EXERCISE PROMPT: Every entry here needs to be repeated exactly.

EXTRACTED RECORDS:
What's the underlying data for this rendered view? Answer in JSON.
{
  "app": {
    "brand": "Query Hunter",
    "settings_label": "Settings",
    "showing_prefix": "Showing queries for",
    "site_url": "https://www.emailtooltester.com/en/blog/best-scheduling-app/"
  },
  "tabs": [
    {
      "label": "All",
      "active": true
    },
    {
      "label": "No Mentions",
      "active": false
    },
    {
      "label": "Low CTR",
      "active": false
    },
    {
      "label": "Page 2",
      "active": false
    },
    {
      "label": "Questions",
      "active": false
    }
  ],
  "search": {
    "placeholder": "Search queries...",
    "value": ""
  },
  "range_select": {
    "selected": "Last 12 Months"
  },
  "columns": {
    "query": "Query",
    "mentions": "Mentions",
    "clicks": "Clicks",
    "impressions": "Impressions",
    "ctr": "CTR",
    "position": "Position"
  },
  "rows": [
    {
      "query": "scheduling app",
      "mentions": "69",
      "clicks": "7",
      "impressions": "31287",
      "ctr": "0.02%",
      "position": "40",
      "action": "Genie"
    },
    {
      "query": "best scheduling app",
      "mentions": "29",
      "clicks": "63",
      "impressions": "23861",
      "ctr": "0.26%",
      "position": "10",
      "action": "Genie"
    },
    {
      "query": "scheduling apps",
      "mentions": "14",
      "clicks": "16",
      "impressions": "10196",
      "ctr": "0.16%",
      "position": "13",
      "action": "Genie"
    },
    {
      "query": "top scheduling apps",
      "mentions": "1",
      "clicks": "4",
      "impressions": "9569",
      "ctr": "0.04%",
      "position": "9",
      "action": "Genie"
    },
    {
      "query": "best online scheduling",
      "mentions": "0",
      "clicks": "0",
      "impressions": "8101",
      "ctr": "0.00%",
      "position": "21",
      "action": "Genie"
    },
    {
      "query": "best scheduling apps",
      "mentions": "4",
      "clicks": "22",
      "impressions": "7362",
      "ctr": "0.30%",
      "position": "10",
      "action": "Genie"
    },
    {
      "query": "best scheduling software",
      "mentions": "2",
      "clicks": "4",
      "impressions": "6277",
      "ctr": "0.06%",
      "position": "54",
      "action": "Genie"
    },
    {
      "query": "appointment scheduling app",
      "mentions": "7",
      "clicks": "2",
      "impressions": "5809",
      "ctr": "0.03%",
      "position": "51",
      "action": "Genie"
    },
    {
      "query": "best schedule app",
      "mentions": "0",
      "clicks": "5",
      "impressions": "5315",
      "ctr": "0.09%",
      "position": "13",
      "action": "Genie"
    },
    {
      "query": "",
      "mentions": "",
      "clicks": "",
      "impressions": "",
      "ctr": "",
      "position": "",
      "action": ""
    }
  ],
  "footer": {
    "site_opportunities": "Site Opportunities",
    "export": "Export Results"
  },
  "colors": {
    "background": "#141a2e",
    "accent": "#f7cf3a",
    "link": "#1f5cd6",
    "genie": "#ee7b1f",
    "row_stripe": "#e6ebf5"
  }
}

RESULT OF THE EXERCISE:
What's the underlying data for this rendered view? Answer in JSON.
{
  "app": {
    "brand": "Query Hunter",
    "settings_label": "Settings",
    "showing_prefix": "Showing queries for",
    "site_url": "https://www.emailtooltester.com/en/blog/best-scheduling-app/"
  },
  "tabs": [
    {
      "label": "All",
      "active": true
    },
    {
      "label": "No Mentions",
      "active": false
    },
    {
      "label": "Low CTR",
      "active": false
    },
    {
      "label": "Page 2",
      "active": false
    },
    {
      "label": "Questions",
      "active": false
    }
  ],
  "search": {
    "placeholder": "Search queries...",
    "value": ""
  },
  "range_select": {
    "selected": "Last 12 Months"
  },
  "columns": {
    "query": "Query",
    "mentions": "Mentions",
    "clicks": "Clicks",
    "impressions": "Impressions",
    "ctr": "CTR",
    "position": "Position"
  },
  "rows": [
    {
      "query": "scheduling app",
      "mentions": "69",
      "clicks": "7",
      "impressions": "31287",
      "ctr": "0.02%",
      "position": "40",
      "action": "Genie"
    },
    {
      "query": "best scheduling app",
      "mentions": "29",
      "clicks": "63",
      "impressions": "23861",
      "ctr": "0.26%",
      "position": "10",
      "action": "Genie"
    },
    {
      "query": "scheduling apps",
      "mentions": "14",
      "clicks": "16",
      "impressions": "10196",
      "ctr": "0.16%",
      "position": "13",
      "action": "Genie"
    },
    {
      "query": "top scheduling apps",
      "mentions": "1",
      "clicks": "4",
      "impressions": "9569",
      "ctr": "0.04%",
      "position": "9",
      "action": "Genie"
    },
    {
      "query": "best online scheduling",
      "mentions": "0",
      "clicks": "0",
      "impressions": "8101",
      "ctr": "0.00%",
      "position": "21",
      "action": "Genie"
    },
    {
      "query": "best scheduling apps",
      "mentions": "4",
      "clicks": "22",
      "impressions": "7362",
      "ctr": "0.30%",
      "position": "10",
      "action": "Genie"
    },
    {
      "query": "best scheduling software",
      "mentions": "2",
      "clicks": "4",
      "impressions": "6277",
      "ctr": "0.06%",
      "position": "54",
      "action": "Genie"
    },
    {
      "query": "appointment scheduling app",
      "mentions": "7",
      "clicks": "2",
      "impressions": "5809",
      "ctr": "0.03%",
      "position": "51",
      "action": "Genie"
    },
    {
      "query": "best schedule app",
      "mentions": "0",
      "clicks": "5",
      "impressions": "5315",
      "ctr": "0.09%",
      "position": "13",
      "action": "Genie"
    },
    {
      "query": "",
      "mentions": "",
      "clicks": "",
      "impressions": "",
      "ctr": "",
      "position": "",
      "action": ""
    }
  ],
  "footer": {
    "site_opportunities": "Site Opportunities",
    "export": "Export Results"
  },
  "colors": {
    "background": "#141a2e",
    "accent": "#f7cf3a",
    "link": "#1f5cd6",
    "genie": "#ee7b1f",
    "row_stripe": "#e6ebf5"
  }
}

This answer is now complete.